Start of Dataset excerpts

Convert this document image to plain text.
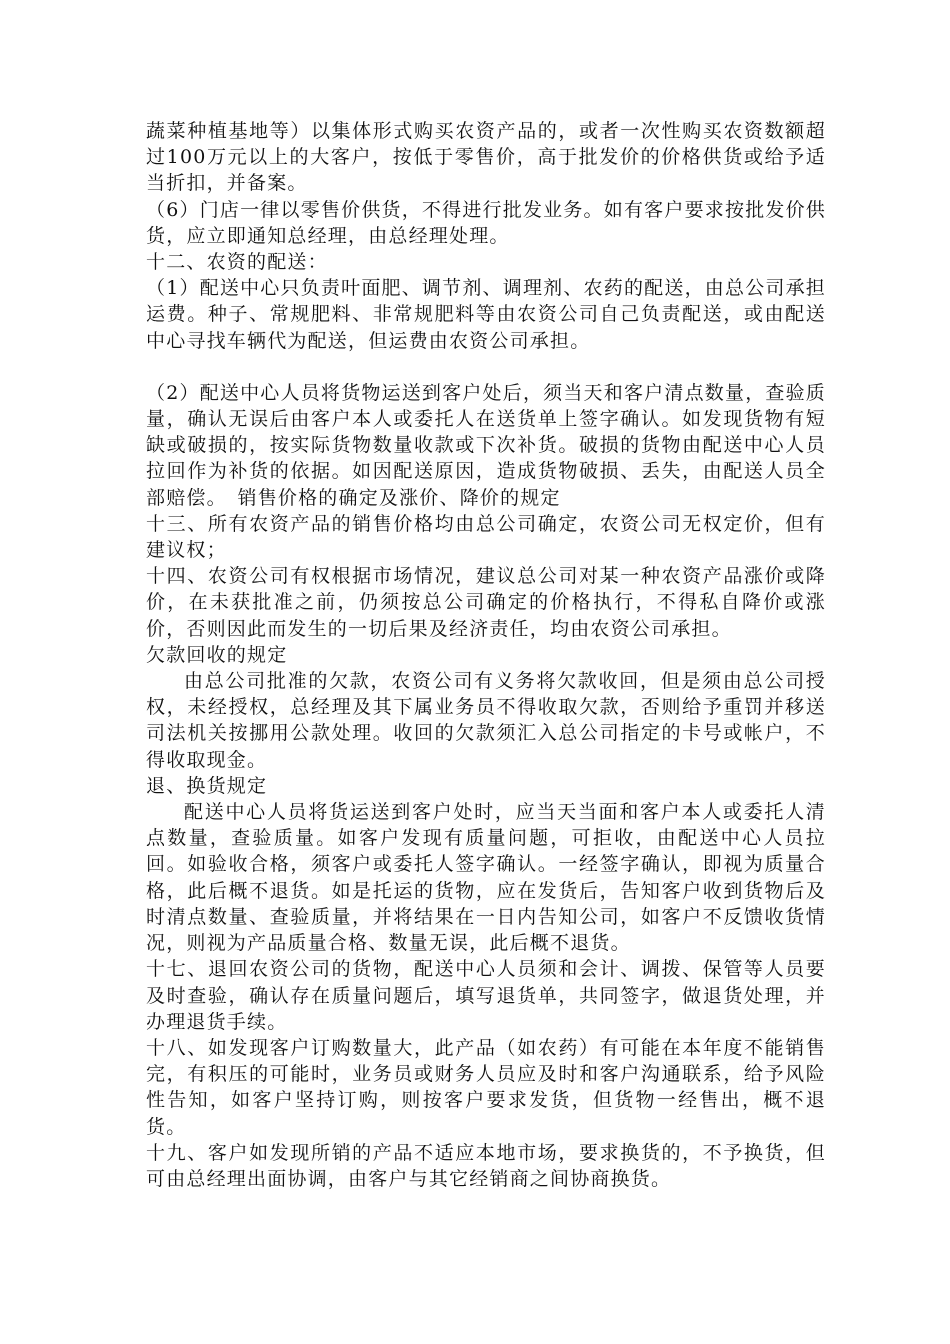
蔬菜种植基地等）以集体形式购买农资产品的，或者一次性购买农资数额超过100万元以上的大客户，按低于零售价，高于批发价的价格供货或给予适当折扣，并备案。

（6）门店一律以零售价供货，不得进行批发业务。如有客户要求按批发价供货，应立即通知总经理，由总经理处理。

十二、农资的配送：

（1）配送中心只负责叶面肥、调节剂、调理剂、农药的配送，由总公司承担运费。种子、常规肥料、非常规肥料等由农资公司自己负责配送，或由配送中心寻找车辆代为配送，但运费由农资公司承担。

（2）配送中心人员将货物运送到客户处后，须当天和客户清点数量，查验质量，确认无误后由客户本人或委托人在送货单上签字确认。如发现货物有短缺或破损的，按实际货物数量收款或下次补货。破损的货物由配送中心人员拉回作为补货的依据。如因配送原因，造成货物破损、丢失，由配送人员全部赔偿。　销售价格的确定及涨价、降价的规定

十三、所有农资产品的销售价格均由总公司确定，农资公司无权定价，但有建议权；

十四、农资公司有权根据市场情况，建议总公司对某一种农资产品涨价或降价，在未获批准之前，仍须按总公司确定的价格执行，不得私自降价或涨价，否则因此而发生的一切后果及经济责任，均由农资公司承担。

欠款回收的规定

由总公司批准的欠款，农资公司有义务将欠款收回，但是须由总公司授权，未经授权，总经理及其下属业务员不得收取欠款，否则给予重罚并移送司法机关按挪用公款处理。收回的欠款须汇入总公司指定的卡号或帐户，不得收取现金。

退、换货规定

配送中心人员将货运送到客户处时，应当天当面和客户本人或委托人清点数量，查验质量。如客户发现有质量问题，可拒收，由配送中心人员拉回。如验收合格，须客户或委托人签字确认。一经签字确认，即视为质量合格，此后概不退货。如是托运的货物，应在发货后，告知客户收到货物后及时清点数量、查验质量，并将结果在一日内告知公司，如客户不反馈收货情况，则视为产品质量合格、数量无误，此后概不退货。

十七、退回农资公司的货物，配送中心人员须和会计、调拨、保管等人员要及时查验，确认存在质量问题后，填写退货单，共同签字，做退货处理，并办理退货手续。

十八、如发现客户订购数量大，此产品（如农药）有可能在本年度不能销售完，有积压的可能时，业务员或财务人员应及时和客户沟通联系，给予风险性告知，如客户坚持订购，则按客户要求发货，但货物一经售出，概不退货。

十九、客户如发现所销的产品不适应本地市场，要求换货的，不予换货，但可由总经理出面协调，由客户与其它经销商之间协商换货。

End of Dataset excerpts

◆ **Problem**: Scan the entries above. Copy each line that has the string "查验质量".

◆ **Exercise answer**:
（2）配送中心人员将货物运送到客户处后，须当天和客户清点数量，查验质量，确认无误后由客户本人或委托人在送货单上签字确认。如发现货物有短缺或破损的，按实际货物数量收款或下次补货。破损的货物由配送中心人员拉回作为补货的依据。如因配送原因，造成货物破损、丢失，由配送人员全部赔偿。　销售价格的确定及涨价、降价的规定
配送中心人员将货运送到客户处时，应当天当面和客户本人或委托人清点数量，查验质量。如客户发现有质量问题，可拒收，由配送中心人员拉回。如验收合格，须客户或委托人签字确认。一经签字确认，即视为质量合格，此后概不退货。如是托运的货物，应在发货后，告知客户收到货物后及时清点数量、查验质量，并将结果在一日内告知公司，如客户不反馈收货情况，则视为产品质量合格、数量无误，此后概不退货。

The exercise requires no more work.